ENTRIES SHOWN:
_ _ _ _ _
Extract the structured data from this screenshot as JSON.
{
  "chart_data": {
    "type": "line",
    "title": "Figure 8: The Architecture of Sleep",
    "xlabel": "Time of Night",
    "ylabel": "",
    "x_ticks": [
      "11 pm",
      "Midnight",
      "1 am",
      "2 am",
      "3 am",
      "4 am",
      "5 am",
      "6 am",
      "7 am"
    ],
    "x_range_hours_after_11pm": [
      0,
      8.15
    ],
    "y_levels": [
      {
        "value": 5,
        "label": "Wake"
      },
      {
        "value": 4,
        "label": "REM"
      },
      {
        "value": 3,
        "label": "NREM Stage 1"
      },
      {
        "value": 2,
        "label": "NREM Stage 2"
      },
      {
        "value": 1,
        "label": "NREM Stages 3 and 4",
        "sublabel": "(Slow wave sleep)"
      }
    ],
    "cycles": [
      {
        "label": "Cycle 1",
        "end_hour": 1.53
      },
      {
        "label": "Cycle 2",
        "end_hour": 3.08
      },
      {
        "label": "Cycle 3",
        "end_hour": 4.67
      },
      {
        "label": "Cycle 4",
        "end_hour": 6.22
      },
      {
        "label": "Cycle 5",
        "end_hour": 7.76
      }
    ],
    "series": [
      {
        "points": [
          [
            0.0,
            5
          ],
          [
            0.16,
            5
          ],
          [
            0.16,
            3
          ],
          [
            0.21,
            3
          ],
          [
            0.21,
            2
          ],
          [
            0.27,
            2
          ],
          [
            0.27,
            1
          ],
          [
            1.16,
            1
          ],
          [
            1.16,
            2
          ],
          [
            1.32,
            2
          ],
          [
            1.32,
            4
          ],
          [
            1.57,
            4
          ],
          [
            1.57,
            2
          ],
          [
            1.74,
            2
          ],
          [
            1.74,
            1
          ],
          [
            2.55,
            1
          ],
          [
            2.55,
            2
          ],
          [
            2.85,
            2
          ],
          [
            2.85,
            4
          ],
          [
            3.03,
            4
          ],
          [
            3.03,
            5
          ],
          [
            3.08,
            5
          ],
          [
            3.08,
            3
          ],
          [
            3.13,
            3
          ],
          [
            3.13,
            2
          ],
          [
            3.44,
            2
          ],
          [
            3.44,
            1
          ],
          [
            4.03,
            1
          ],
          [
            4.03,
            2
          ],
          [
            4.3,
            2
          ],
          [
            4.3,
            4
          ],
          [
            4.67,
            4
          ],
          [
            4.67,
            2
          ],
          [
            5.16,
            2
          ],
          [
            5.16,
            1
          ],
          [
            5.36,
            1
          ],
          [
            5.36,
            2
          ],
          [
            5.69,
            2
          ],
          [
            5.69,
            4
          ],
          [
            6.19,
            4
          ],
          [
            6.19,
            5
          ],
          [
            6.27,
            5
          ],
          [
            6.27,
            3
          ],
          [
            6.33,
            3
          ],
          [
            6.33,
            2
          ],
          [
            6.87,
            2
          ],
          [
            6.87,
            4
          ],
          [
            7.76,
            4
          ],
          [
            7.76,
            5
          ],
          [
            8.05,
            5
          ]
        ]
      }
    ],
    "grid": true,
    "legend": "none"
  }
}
_ _ _ _ _
Transcribe the full listing above without leaving anything out.

Extract the structured data from this screenshot as JSON.
{
  "chart_data": {
    "type": "line",
    "title": "Figure 8: The Architecture of Sleep",
    "xlabel": "Time of Night",
    "ylabel": "",
    "x_ticks": [
      "11 pm",
      "Midnight",
      "1 am",
      "2 am",
      "3 am",
      "4 am",
      "5 am",
      "6 am",
      "7 am"
    ],
    "x_range_hours_after_11pm": [
      0,
      8.15
    ],
    "y_levels": [
      {
        "value": 5,
        "label": "Wake"
      },
      {
        "value": 4,
        "label": "REM"
      },
      {
        "value": 3,
        "label": "NREM Stage 1"
      },
      {
        "value": 2,
        "label": "NREM Stage 2"
      },
      {
        "value": 1,
        "label": "NREM Stages 3 and 4",
        "sublabel": "(Slow wave sleep)"
      }
    ],
    "cycles": [
      {
        "label": "Cycle 1",
        "end_hour": 1.53
      },
      {
        "label": "Cycle 2",
        "end_hour": 3.08
      },
      {
        "label": "Cycle 3",
        "end_hour": 4.67
      },
      {
        "label": "Cycle 4",
        "end_hour": 6.22
      },
      {
        "label": "Cycle 5",
        "end_hour": 7.76
      }
    ],
    "series": [
      {
        "points": [
          [
            0.0,
            5
          ],
          [
            0.16,
            5
          ],
          [
            0.16,
            3
          ],
          [
            0.21,
            3
          ],
          [
            0.21,
            2
          ],
          [
            0.27,
            2
          ],
          [
            0.27,
            1
          ],
          [
            1.16,
            1
          ],
          [
            1.16,
            2
          ],
          [
            1.32,
            2
          ],
          [
            1.32,
            4
          ],
          [
            1.57,
            4
          ],
          [
            1.57,
            2
          ],
          [
            1.74,
            2
          ],
          [
            1.74,
            1
          ],
          [
            2.55,
            1
          ],
          [
            2.55,
            2
          ],
          [
            2.85,
            2
          ],
          [
            2.85,
            4
          ],
          [
            3.03,
            4
          ],
          [
            3.03,
            5
          ],
          [
            3.08,
            5
          ],
          [
            3.08,
            3
          ],
          [
            3.13,
            3
          ],
          [
            3.13,
            2
          ],
          [
            3.44,
            2
          ],
          [
            3.44,
            1
          ],
          [
            4.03,
            1
          ],
          [
            4.03,
            2
          ],
          [
            4.3,
            2
          ],
          [
            4.3,
            4
          ],
          [
            4.67,
            4
          ],
          [
            4.67,
            2
          ],
          [
            5.16,
            2
          ],
          [
            5.16,
            1
          ],
          [
            5.36,
            1
          ],
          [
            5.36,
            2
          ],
          [
            5.69,
            2
          ],
          [
            5.69,
            4
          ],
          [
            6.19,
            4
          ],
          [
            6.19,
            5
          ],
          [
            6.27,
            5
          ],
          [
            6.27,
            3
          ],
          [
            6.33,
            3
          ],
          [
            6.33,
            2
          ],
          [
            6.87,
            2
          ],
          [
            6.87,
            4
          ],
          [
            7.76,
            4
          ],
          [
            7.76,
            5
          ],
          [
            8.05,
            5
          ]
        ]
      }
    ],
    "grid": true,
    "legend": "none"
  }
}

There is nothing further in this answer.